_TASK DIRECTIONS_
Your task is to transcribe all the entries exactly, excluding pictures.

_RECORDS TO PROCESS_
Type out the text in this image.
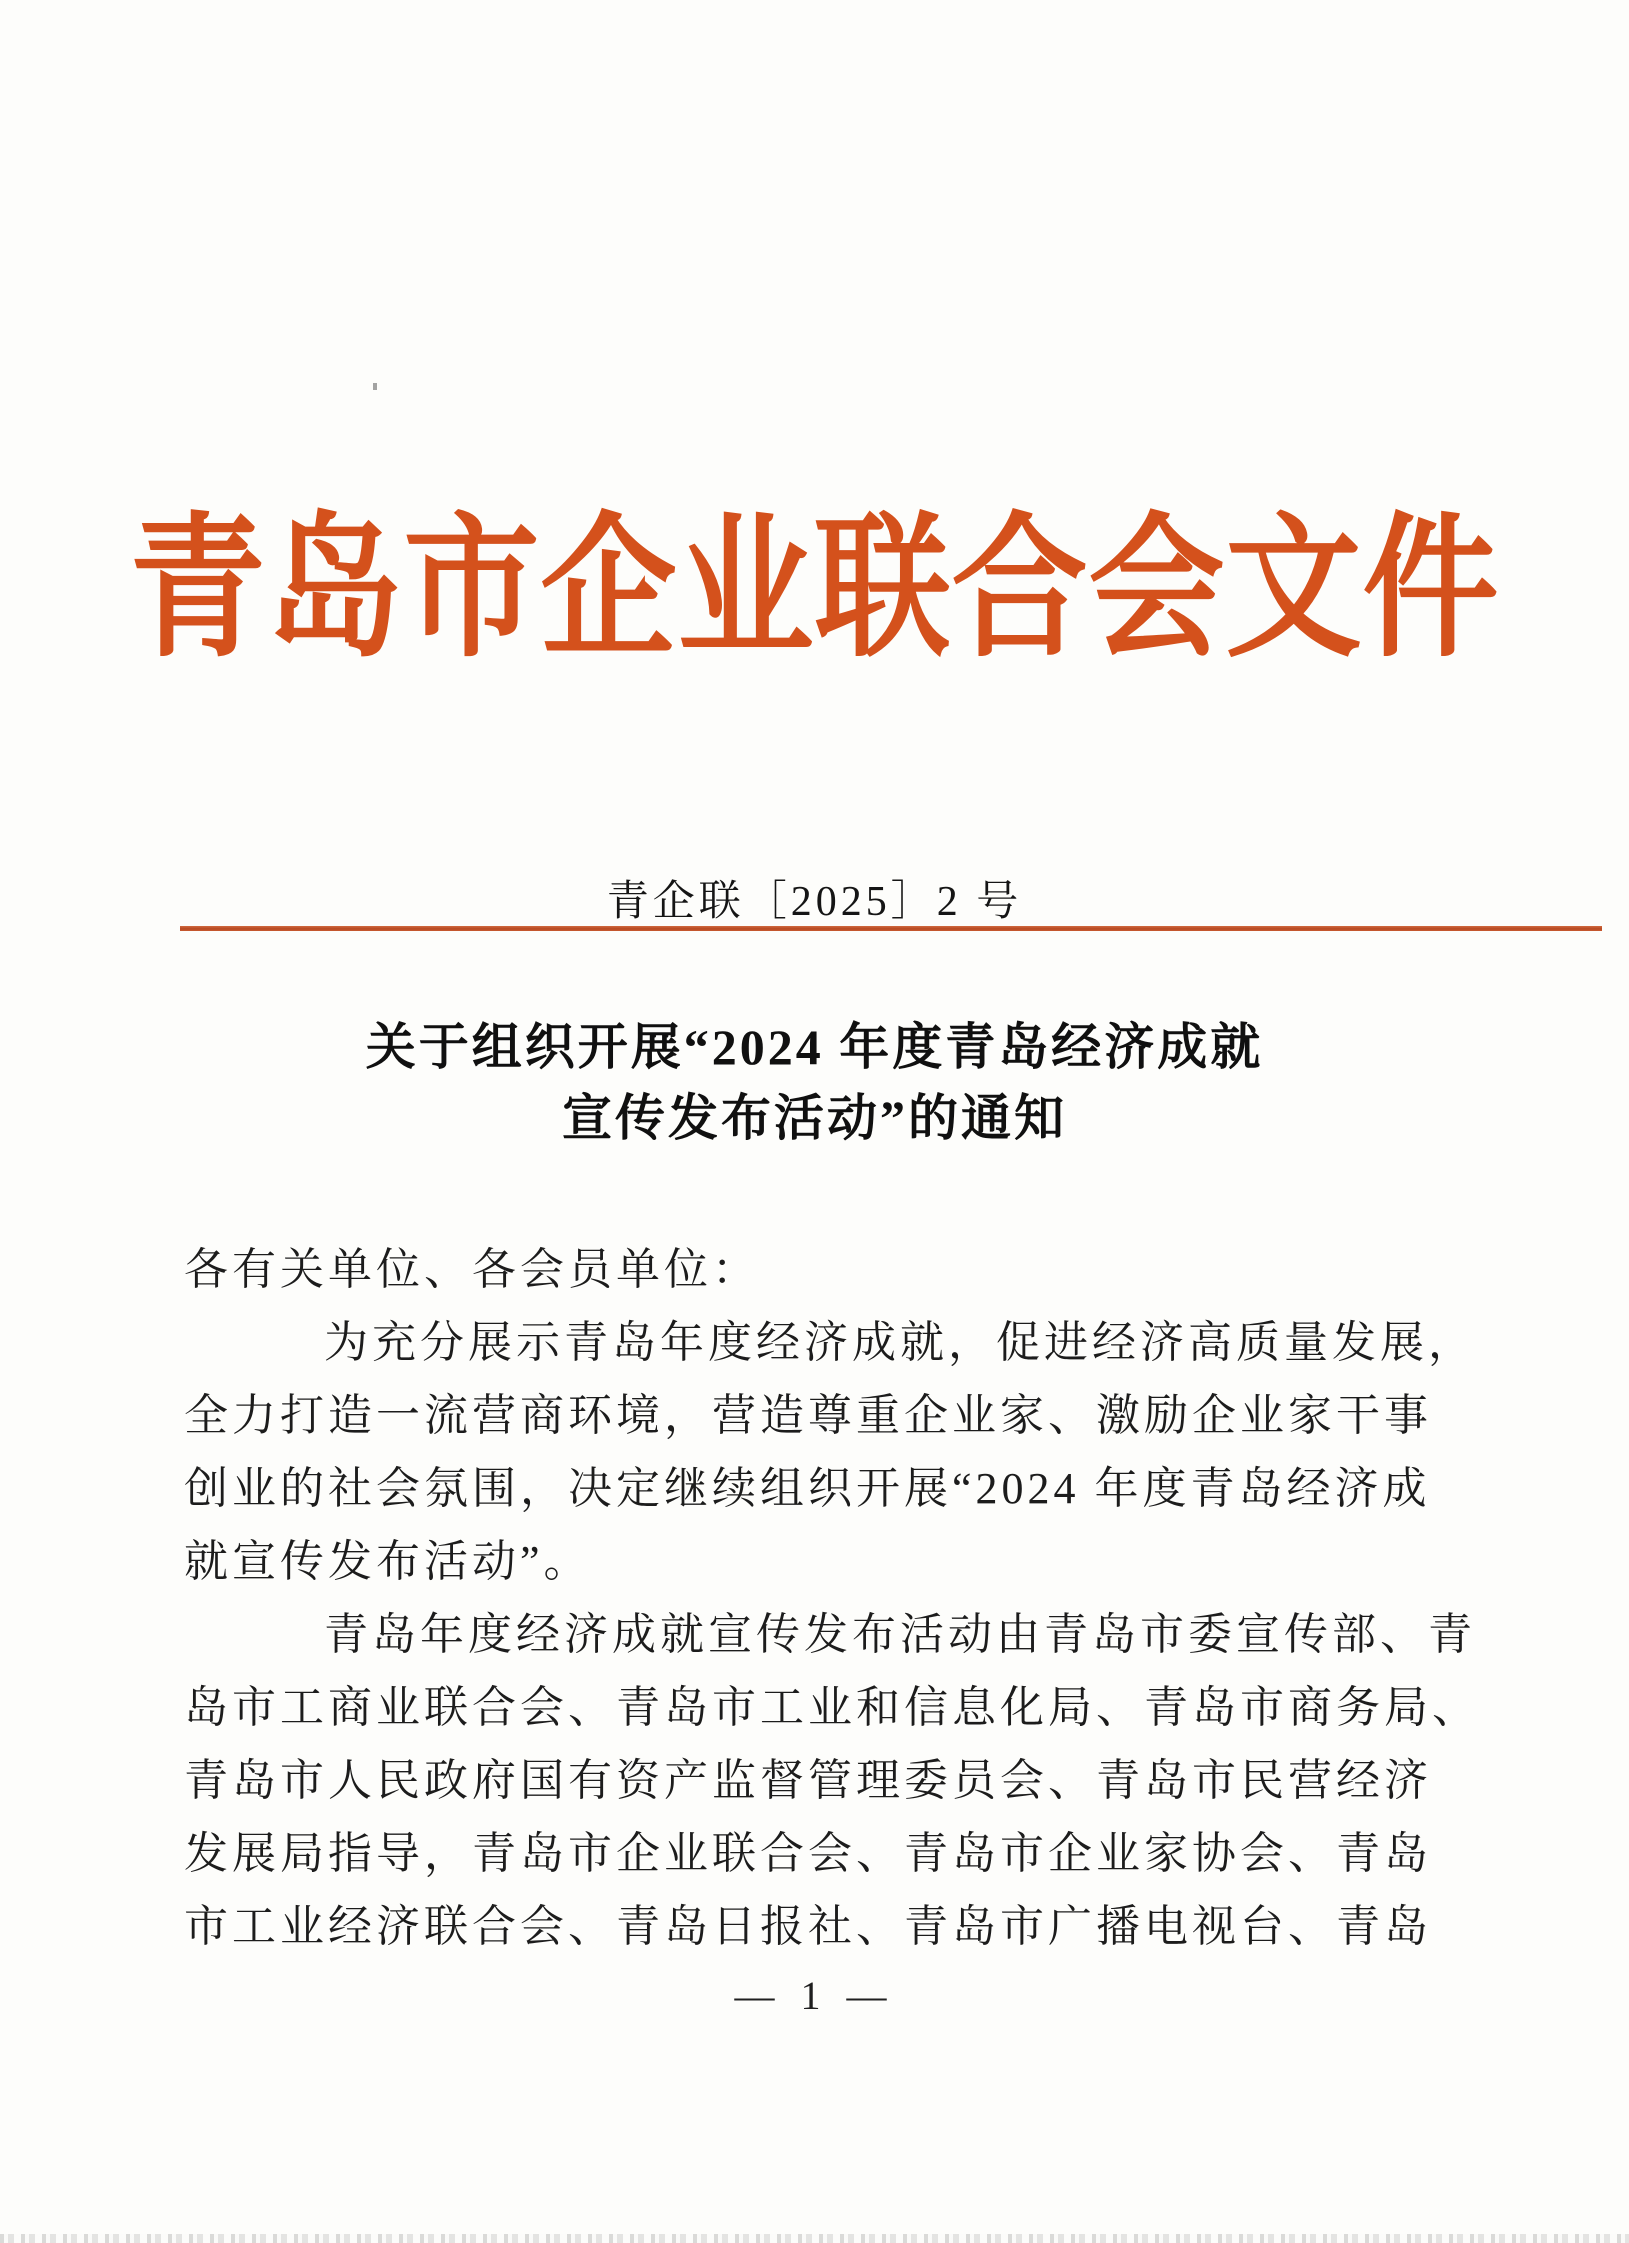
青岛市企业联合会文件
青企联［2025］2 号
关于组织开展“2024 年度青岛经济成就
宣传发布活动”的通知
各有关单位、各会员单位：
为充分展示青岛年度经济成就，促进经济高质量发展，
全力打造一流营商环境，营造尊重企业家、激励企业家干事
创业的社会氛围，决定继续组织开展“2024 年度青岛经济成
就宣传发布活动”。
青岛年度经济成就宣传发布活动由青岛市委宣传部、青
岛市工商业联合会、青岛市工业和信息化局、青岛市商务局、
青岛市人民政府国有资产监督管理委员会、青岛市民营经济
发展局指导，青岛市企业联合会、青岛市企业家协会、青岛
市工业经济联合会、青岛日报社、青岛市广播电视台、青岛
— 1 —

_THE OUTPUT_
Type out the text in this image.
青岛市企业联合会文件
青企联［2025］2 号
关于组织开展“2024 年度青岛经济成就
宣传发布活动”的通知
各有关单位、各会员单位：
为充分展示青岛年度经济成就，促进经济高质量发展，
全力打造一流营商环境，营造尊重企业家、激励企业家干事
创业的社会氛围，决定继续组织开展“2024 年度青岛经济成
就宣传发布活动”。
青岛年度经济成就宣传发布活动由青岛市委宣传部、青
岛市工商业联合会、青岛市工业和信息化局、青岛市商务局、
青岛市人民政府国有资产监督管理委员会、青岛市民营经济
发展局指导，青岛市企业联合会、青岛市企业家协会、青岛
市工业经济联合会、青岛日报社、青岛市广播电视台、青岛
— 1 —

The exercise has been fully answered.